What is expected: Below are entries. Pull out all lines containing "обеспечение".

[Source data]

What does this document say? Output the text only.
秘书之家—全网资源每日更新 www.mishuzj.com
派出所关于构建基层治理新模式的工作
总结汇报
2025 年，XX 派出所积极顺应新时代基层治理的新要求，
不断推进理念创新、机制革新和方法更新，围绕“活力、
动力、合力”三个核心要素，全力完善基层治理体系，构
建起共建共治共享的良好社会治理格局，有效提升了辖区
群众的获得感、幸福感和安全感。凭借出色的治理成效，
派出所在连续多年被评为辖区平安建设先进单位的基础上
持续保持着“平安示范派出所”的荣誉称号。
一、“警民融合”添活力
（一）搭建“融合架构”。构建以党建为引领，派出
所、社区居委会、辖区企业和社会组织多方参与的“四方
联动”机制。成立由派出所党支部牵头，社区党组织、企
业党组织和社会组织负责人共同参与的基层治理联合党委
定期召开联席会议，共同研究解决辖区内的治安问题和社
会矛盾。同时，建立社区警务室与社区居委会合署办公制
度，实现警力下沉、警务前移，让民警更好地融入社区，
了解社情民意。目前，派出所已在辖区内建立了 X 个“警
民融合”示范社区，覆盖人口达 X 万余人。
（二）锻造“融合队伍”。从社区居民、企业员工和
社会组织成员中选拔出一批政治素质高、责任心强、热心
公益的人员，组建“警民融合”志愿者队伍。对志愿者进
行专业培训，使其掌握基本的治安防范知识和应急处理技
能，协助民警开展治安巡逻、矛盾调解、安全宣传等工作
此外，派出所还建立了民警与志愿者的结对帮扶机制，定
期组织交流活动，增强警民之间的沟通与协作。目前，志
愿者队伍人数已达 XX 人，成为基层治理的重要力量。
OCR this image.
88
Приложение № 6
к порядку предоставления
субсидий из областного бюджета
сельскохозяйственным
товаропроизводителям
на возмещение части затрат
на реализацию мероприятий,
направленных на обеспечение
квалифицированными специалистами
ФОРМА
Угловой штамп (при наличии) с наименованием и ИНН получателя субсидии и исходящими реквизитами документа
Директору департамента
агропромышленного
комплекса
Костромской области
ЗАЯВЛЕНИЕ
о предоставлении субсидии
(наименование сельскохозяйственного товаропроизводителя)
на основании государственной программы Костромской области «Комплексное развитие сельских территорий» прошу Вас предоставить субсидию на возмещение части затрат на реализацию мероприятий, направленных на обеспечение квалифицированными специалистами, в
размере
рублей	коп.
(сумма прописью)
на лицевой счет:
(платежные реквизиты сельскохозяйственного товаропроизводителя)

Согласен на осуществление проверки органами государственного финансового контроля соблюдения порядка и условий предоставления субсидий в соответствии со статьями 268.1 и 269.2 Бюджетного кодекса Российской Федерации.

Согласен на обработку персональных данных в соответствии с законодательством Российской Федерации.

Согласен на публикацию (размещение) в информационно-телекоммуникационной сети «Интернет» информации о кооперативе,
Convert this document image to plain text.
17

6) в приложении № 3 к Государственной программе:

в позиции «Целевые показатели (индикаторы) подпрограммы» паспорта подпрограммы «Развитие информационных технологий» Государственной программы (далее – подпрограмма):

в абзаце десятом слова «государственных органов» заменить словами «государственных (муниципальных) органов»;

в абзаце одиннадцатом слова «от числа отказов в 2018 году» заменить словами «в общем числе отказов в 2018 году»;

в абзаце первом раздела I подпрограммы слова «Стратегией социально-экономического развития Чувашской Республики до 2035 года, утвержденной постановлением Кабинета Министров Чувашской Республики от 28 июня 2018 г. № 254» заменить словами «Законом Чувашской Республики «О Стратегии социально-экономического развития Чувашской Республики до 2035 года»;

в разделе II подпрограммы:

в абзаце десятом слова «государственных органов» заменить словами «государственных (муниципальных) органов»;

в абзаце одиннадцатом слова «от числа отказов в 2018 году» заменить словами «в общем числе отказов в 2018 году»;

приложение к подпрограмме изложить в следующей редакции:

Task output:
направленных на обеспечение
на основании государственной программы Костромской области «Комплексное развитие сельских территорий» прошу Вас предоставить субсидию на возмещение части затрат на реализацию мероприятий, направленных на обеспечение квалифицированными специалистами, в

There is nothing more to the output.